- **Document segment**
How Can i Remove the Blank Pages from PDF

Example requests & Code samples for GdPicture Toolkits.
Post Reply
sharale
Posts: 2
Joined: Fri Dec 30, 2011 11:30 am

How Can i Remove the Blank Pages from PDF

Post by sharale » Fri Dec 30, 2011 11:46 am

I have a PFD which contains bunch of Scanned pages sometime that file Contain Blank pages and it get scanned as it is
I need to Load that file using GdPicturePDF or GdPictureImaging and run through the Pages and check if it has a blank image or No Text .
If the page is blank then I should remove it .
Then If the page contain the Color image then I should make it Gray Scale or Black and White which will reduce the Size of the Newly generated file
I am getting trouble in understanding how can I loop through the Pages and move to next page.
Please let me know How should I proceed , i need some Code Sample

I am Using Code like below but it is working for Text on the PDF but not for the Images on the File


Code: Select all

 private void ProcessPDF ()

- **What you need to do**
According to the forum thread above, what should happen to a page that contains a color image?

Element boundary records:
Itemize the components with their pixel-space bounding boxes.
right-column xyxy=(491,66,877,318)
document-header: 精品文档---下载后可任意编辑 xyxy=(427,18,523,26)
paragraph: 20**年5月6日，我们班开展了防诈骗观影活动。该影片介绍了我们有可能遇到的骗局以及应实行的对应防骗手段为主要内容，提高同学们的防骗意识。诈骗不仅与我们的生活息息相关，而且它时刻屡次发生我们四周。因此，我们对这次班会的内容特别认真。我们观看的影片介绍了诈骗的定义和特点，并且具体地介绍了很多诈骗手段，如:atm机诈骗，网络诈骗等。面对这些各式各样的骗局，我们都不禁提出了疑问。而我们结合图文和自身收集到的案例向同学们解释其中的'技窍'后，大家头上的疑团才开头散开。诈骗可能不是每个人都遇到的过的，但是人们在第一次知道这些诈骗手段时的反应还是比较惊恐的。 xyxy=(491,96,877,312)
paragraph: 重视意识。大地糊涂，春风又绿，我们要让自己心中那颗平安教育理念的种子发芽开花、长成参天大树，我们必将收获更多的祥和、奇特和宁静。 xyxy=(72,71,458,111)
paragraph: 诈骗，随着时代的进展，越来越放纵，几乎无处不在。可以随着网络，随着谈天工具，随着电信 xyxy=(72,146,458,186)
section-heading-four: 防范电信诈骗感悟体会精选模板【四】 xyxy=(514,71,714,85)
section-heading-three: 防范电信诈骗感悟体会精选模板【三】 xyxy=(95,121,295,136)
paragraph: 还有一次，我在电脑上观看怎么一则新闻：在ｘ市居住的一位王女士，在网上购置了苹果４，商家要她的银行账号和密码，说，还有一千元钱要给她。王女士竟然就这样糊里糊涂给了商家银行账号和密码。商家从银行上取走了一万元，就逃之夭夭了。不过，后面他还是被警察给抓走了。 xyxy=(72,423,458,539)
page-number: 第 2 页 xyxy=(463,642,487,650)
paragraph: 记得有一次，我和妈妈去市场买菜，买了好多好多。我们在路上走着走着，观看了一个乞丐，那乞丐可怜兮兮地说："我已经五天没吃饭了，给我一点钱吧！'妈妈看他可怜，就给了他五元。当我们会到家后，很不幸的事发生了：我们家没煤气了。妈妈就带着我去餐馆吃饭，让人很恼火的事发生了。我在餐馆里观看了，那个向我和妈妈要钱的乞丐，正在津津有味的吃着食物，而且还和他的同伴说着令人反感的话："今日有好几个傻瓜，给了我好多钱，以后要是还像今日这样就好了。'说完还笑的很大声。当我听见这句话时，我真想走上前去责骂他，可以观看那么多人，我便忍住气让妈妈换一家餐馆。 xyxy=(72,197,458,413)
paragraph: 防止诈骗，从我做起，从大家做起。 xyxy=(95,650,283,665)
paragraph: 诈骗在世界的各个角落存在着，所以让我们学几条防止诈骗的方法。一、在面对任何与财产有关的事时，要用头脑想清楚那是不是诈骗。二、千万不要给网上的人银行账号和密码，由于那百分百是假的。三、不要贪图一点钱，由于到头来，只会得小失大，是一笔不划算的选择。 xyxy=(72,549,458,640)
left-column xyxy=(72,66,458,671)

- **Solution below**
It should be made grayscale or black and white to reduce the size of the newly generated file.